::: ITEMS :::

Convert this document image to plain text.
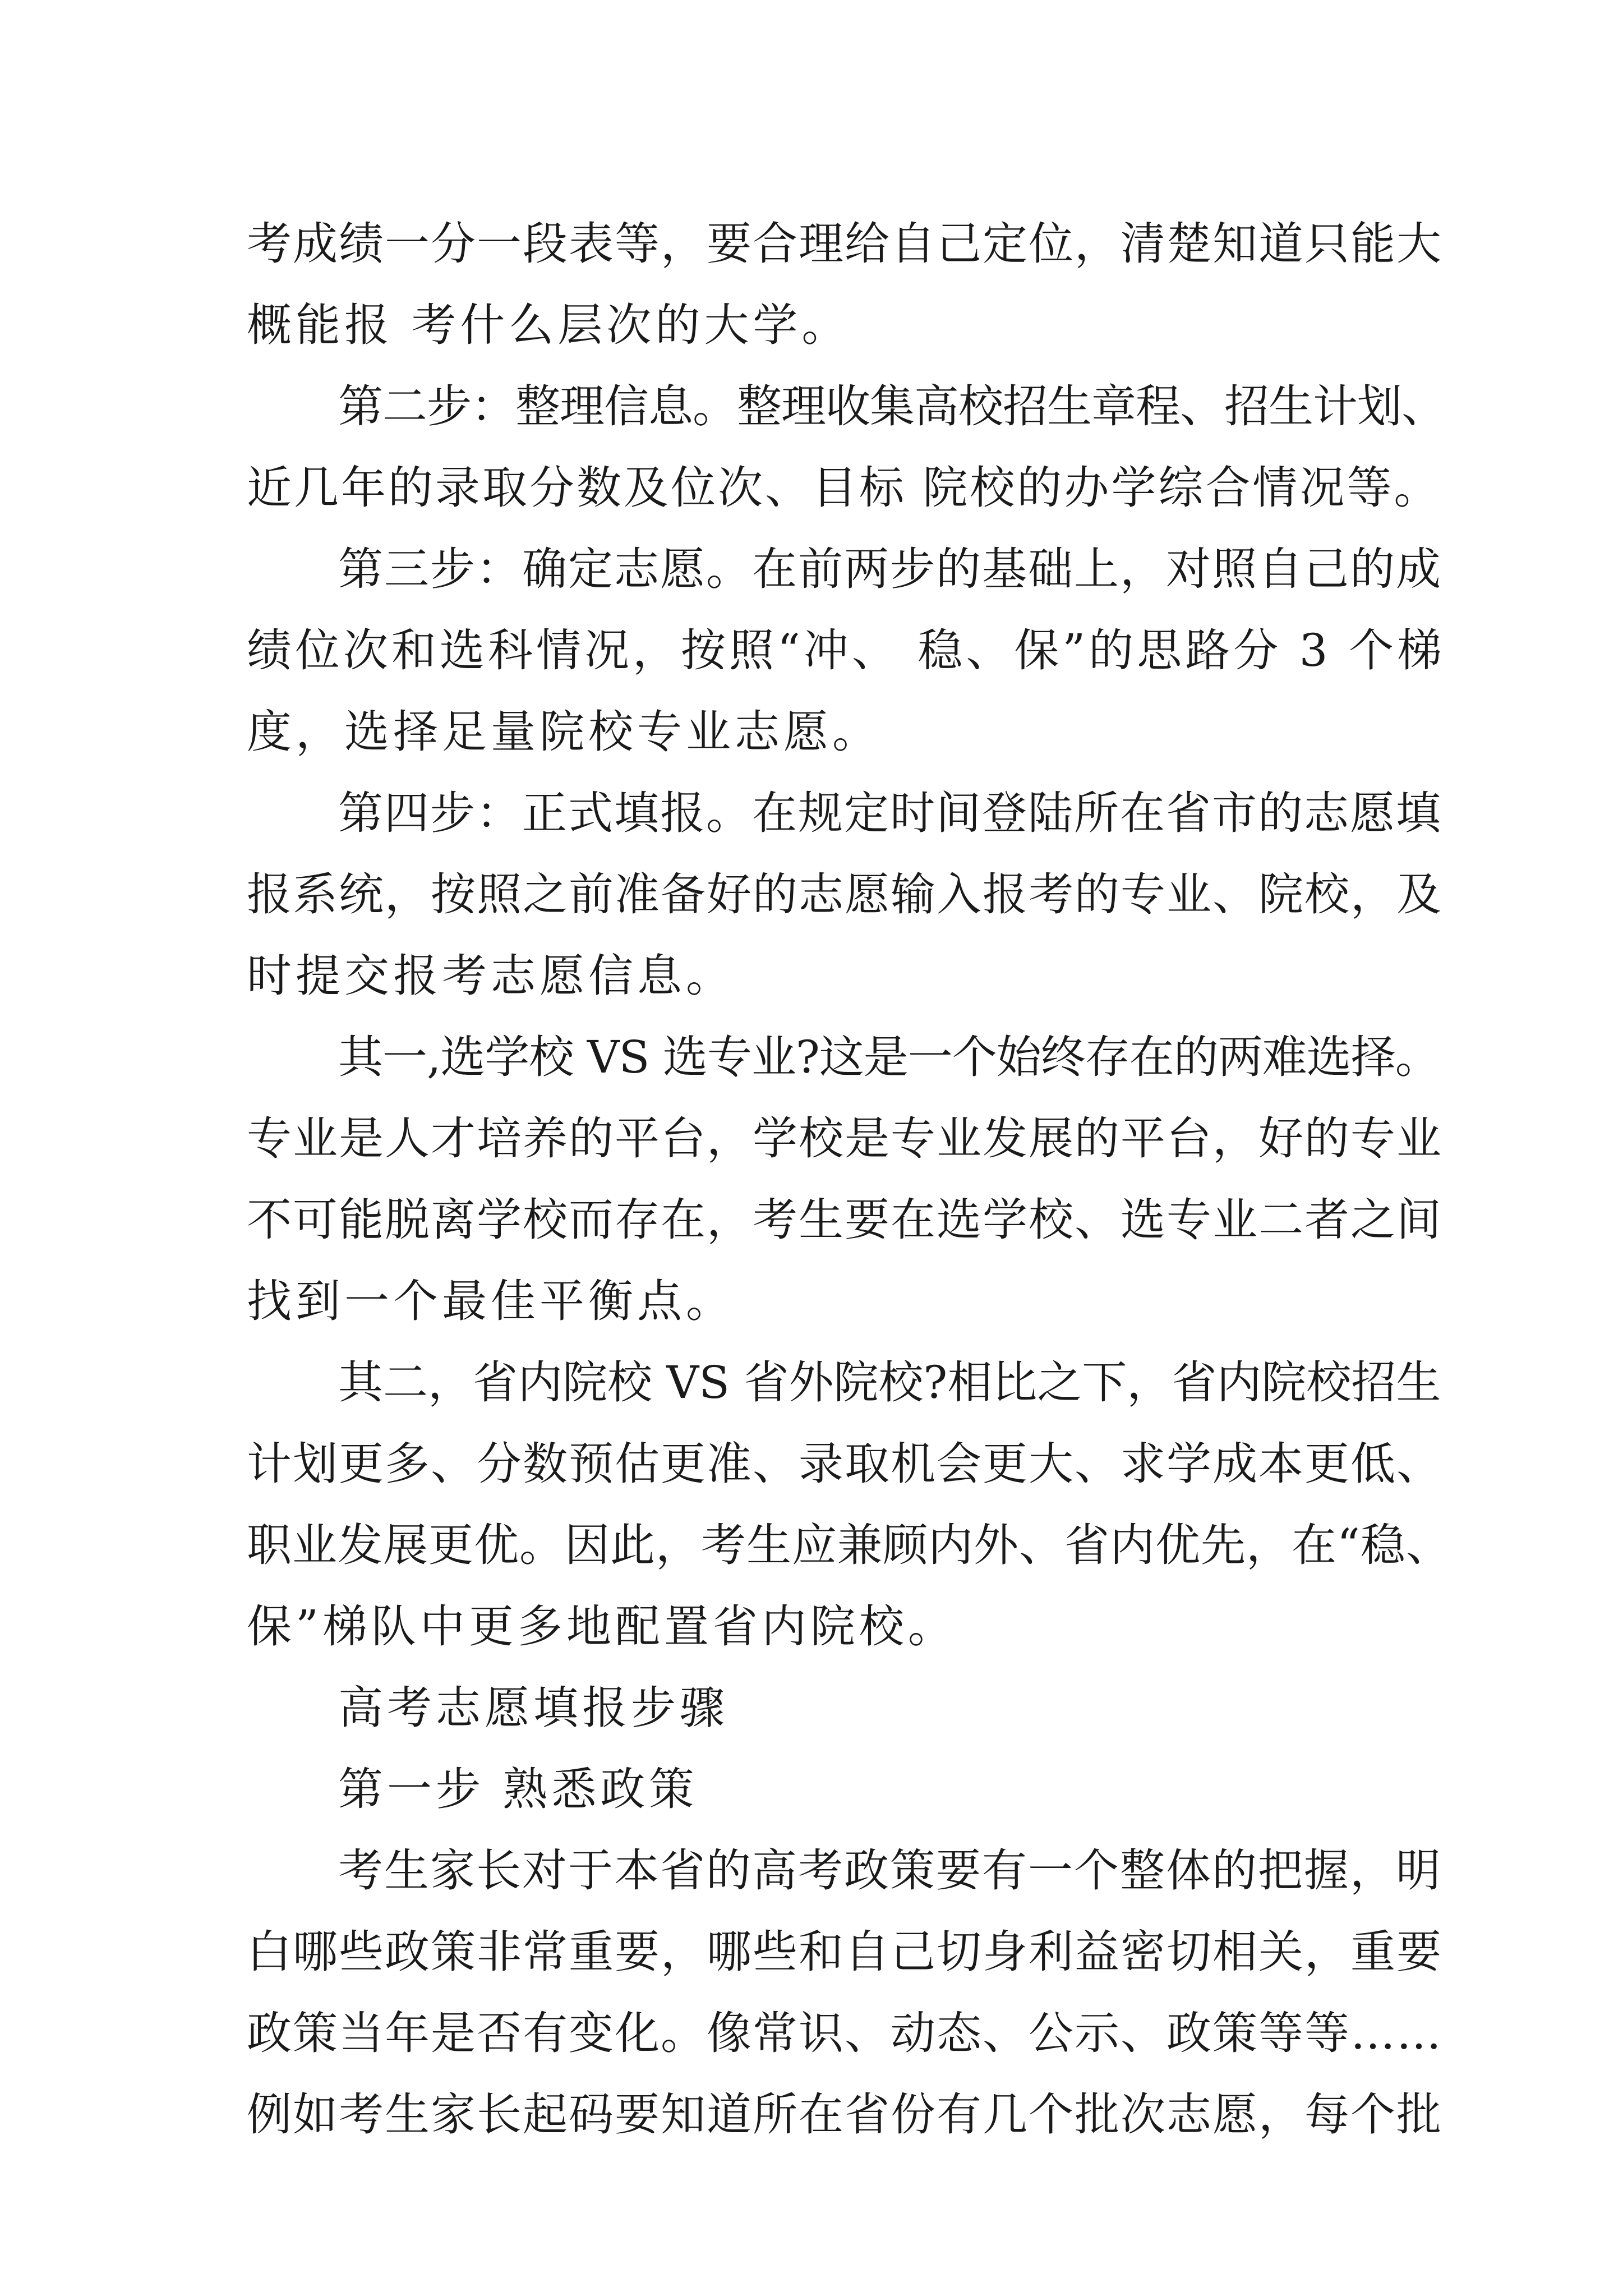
考成绩一分一段表等，要合理给自己定位，清楚知道只能大

概能报 考什么层次的大学。

第二步：整理信息。整理收集高校招生章程、招生计划、

近几年的录取分数及位次、目标 院校的办学综合情况等。

第三步：确定志愿。在前两步的基础上，对照自己的成

绩位次和选科情况，按照“冲、 稳、保”的思路分 3 个梯

度，选择足量院校专业志愿。

第四步：正式填报。在规定时间登陆所在省市的志愿填

报系统，按照之前准备好的志愿输入报考的专业、院校，及

时提交报考志愿信息。

其一,选学校 VS 选专业?这是一个始终存在的两难选择。

专业是人才培养的平台，学校是专业发展的平台，好的专业

不可能脱离学校而存在，考生要在选学校、选专业二者之间

找到一个最佳平衡点。

其二，省内院校 VS 省外院校?相比之下，省内院校招生

计划更多、分数预估更准、录取机会更大、求学成本更低、

职业发展更优。因此，考生应兼顾内外、省内优先，在“稳、

保”梯队中更多地配置省内院校。

高考志愿填报步骤

第一步 熟悉政策

考生家长对于本省的高考政策要有一个整体的把握，明

白哪些政策非常重要，哪些和自己切身利益密切相关，重要

政策当年是否有变化。像常识、动态、公示、政策等等……

例如考生家长起码要知道所在省份有几个批次志愿，每个批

:::

EXERCISE BRIEF: Every line is to be duplicated exactly, though pictures stay out.

PROBLEM SOLUTION:
Convert this document image to plain text.
考成绩一分一段表等，要合理给自己定位，清楚知道只能大

概能报 考什么层次的大学。

第二步：整理信息。整理收集高校招生章程、招生计划、

近几年的录取分数及位次、目标 院校的办学综合情况等。

第三步：确定志愿。在前两步的基础上，对照自己的成

绩位次和选科情况，按照“冲、 稳、保”的思路分 3 个梯

度，选择足量院校专业志愿。

第四步：正式填报。在规定时间登陆所在省市的志愿填

报系统，按照之前准备好的志愿输入报考的专业、院校，及

时提交报考志愿信息。

其一,选学校 VS 选专业?这是一个始终存在的两难选择。

专业是人才培养的平台，学校是专业发展的平台，好的专业

不可能脱离学校而存在，考生要在选学校、选专业二者之间

找到一个最佳平衡点。

其二，省内院校 VS 省外院校?相比之下，省内院校招生

计划更多、分数预估更准、录取机会更大、求学成本更低、

职业发展更优。因此，考生应兼顾内外、省内优先，在“稳、

保”梯队中更多地配置省内院校。

高考志愿填报步骤

第一步 熟悉政策

考生家长对于本省的高考政策要有一个整体的把握，明

白哪些政策非常重要，哪些和自己切身利益密切相关，重要

政策当年是否有变化。像常识、动态、公示、政策等等……

例如考生家长起码要知道所在省份有几个批次志愿，每个批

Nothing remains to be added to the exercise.